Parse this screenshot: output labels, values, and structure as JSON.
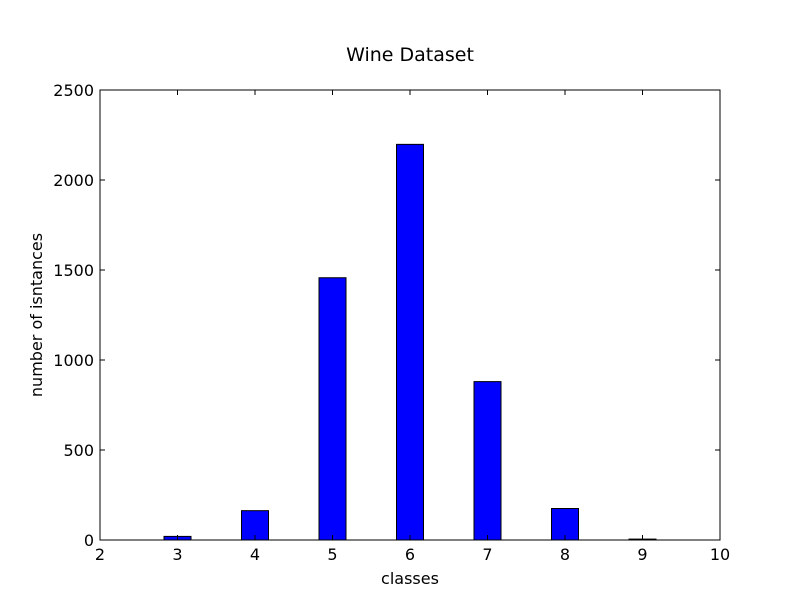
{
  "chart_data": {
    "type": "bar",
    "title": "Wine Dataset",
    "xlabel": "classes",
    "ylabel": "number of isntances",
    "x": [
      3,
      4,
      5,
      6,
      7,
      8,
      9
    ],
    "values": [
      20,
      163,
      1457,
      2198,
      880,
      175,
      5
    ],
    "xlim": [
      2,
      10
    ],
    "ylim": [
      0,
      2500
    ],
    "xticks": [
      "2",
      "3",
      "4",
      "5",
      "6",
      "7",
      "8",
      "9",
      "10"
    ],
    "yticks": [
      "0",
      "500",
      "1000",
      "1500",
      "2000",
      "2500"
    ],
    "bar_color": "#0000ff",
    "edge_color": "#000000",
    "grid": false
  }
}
□ □ □
= WHAT IS NEEDED =
Copy the records above exactly. The pictures are not part of the copy.

= THE ANSWER =
Parse this screenshot: output labels, values, and structure as JSON.
{
  "chart_data": {
    "type": "bar",
    "title": "Wine Dataset",
    "xlabel": "classes",
    "ylabel": "number of isntances",
    "x": [
      3,
      4,
      5,
      6,
      7,
      8,
      9
    ],
    "values": [
      20,
      163,
      1457,
      2198,
      880,
      175,
      5
    ],
    "xlim": [
      2,
      10
    ],
    "ylim": [
      0,
      2500
    ],
    "xticks": [
      "2",
      "3",
      "4",
      "5",
      "6",
      "7",
      "8",
      "9",
      "10"
    ],
    "yticks": [
      "0",
      "500",
      "1000",
      "1500",
      "2000",
      "2500"
    ],
    "bar_color": "#0000ff",
    "edge_color": "#000000",
    "grid": false
  }
}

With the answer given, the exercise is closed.